PROVIDED RECORDS:

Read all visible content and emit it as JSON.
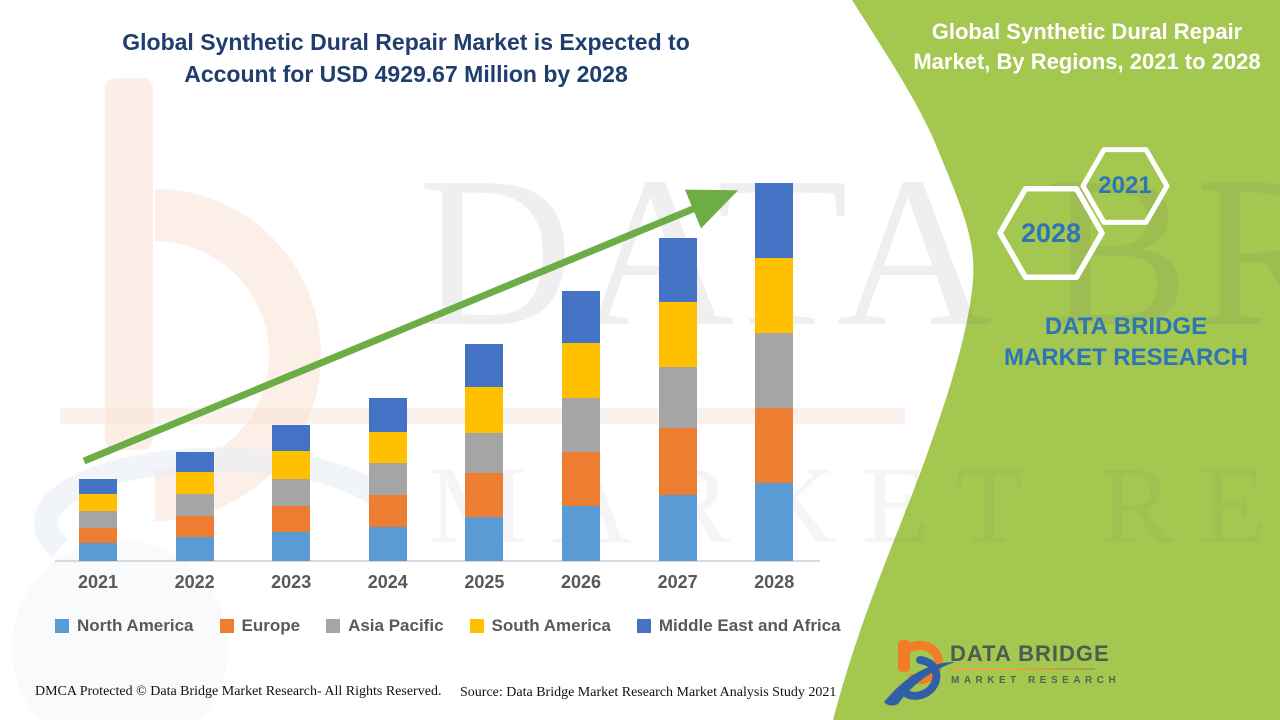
{
  "page": {
    "background_color": "#FFFFFF"
  },
  "header": {
    "main_title": "Global Synthetic Dural Repair Market is Expected to Account for USD 4929.67 Million by 2028",
    "title_color": "#1F3E6E"
  },
  "side_panel": {
    "title": "Global Synthetic Dural Repair Market, By Regions, 2021 to 2028",
    "background_color": "#A4C750",
    "text_color": "#FFFFFF",
    "hexagon_years": {
      "large": "2028",
      "small": "2021"
    },
    "hexagon_text_color": "#2E75B6",
    "brand_text": "DATA BRIDGE MARKET RESEARCH"
  },
  "chart_data": {
    "type": "bar",
    "stacked": true,
    "title": "Global Synthetic Dural Repair Market, By Regions, 2021 to 2028",
    "unit": "USD Million",
    "categories": [
      "2021",
      "2022",
      "2023",
      "2024",
      "2025",
      "2026",
      "2027",
      "2028"
    ],
    "series": [
      {
        "name": "North America",
        "color": "#5B9BD5",
        "values": [
          235,
          313,
          378,
          443,
          574,
          717,
          861,
          1017
        ]
      },
      {
        "name": "Europe",
        "color": "#ED7D31",
        "values": [
          196,
          274,
          339,
          417,
          574,
          704,
          874,
          978
        ]
      },
      {
        "name": "Asia Pacific",
        "color": "#A5A5A5",
        "values": [
          222,
          287,
          352,
          417,
          522,
          704,
          795,
          978
        ]
      },
      {
        "name": "South America",
        "color": "#FFC000",
        "values": [
          222,
          287,
          365,
          404,
          600,
          717,
          848,
          978
        ]
      },
      {
        "name": "Middle East and Africa",
        "color": "#4472C4",
        "values": [
          196,
          261,
          339,
          443,
          561,
          678,
          835,
          978
        ]
      }
    ],
    "totals_estimated": [
      1071,
      1422,
      1773,
      2124,
      2831,
      3520,
      4213,
      4929.67
    ],
    "annotation": "USD 4929.67 Million by 2028",
    "ylim": [
      0,
      5000
    ],
    "grid": false,
    "legend_position": "bottom",
    "trend_arrow_color": "#6CAE45",
    "axis_line_color": "#D9D9D9",
    "tick_label_color": "#595959"
  },
  "watermark": {
    "line1": "DATA BRIDGE",
    "line2": "MARKET RESEARCH"
  },
  "brand_logo": {
    "name": "DATA BRIDGE",
    "subtitle": "MARKET RESEARCH"
  },
  "footer": {
    "dmca": "DMCA Protected © Data Bridge Market Research- All Rights Reserved.",
    "source": "Source: Data Bridge Market Research Market Analysis Study 2021"
  },
  "icons": {
    "trend_arrow": "diagonal-up-right-arrow",
    "hexagon_large": "hexagon-outline",
    "hexagon_small": "hexagon-outline",
    "brand_mark": "data-bridge-b-logo"
  }
}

WORK INSTRUCTIONS:
Find all lines holding the string "America" and copy them.

OUTPUT FOR THIS TASK:
        "name": "North America",
        "name": "South America",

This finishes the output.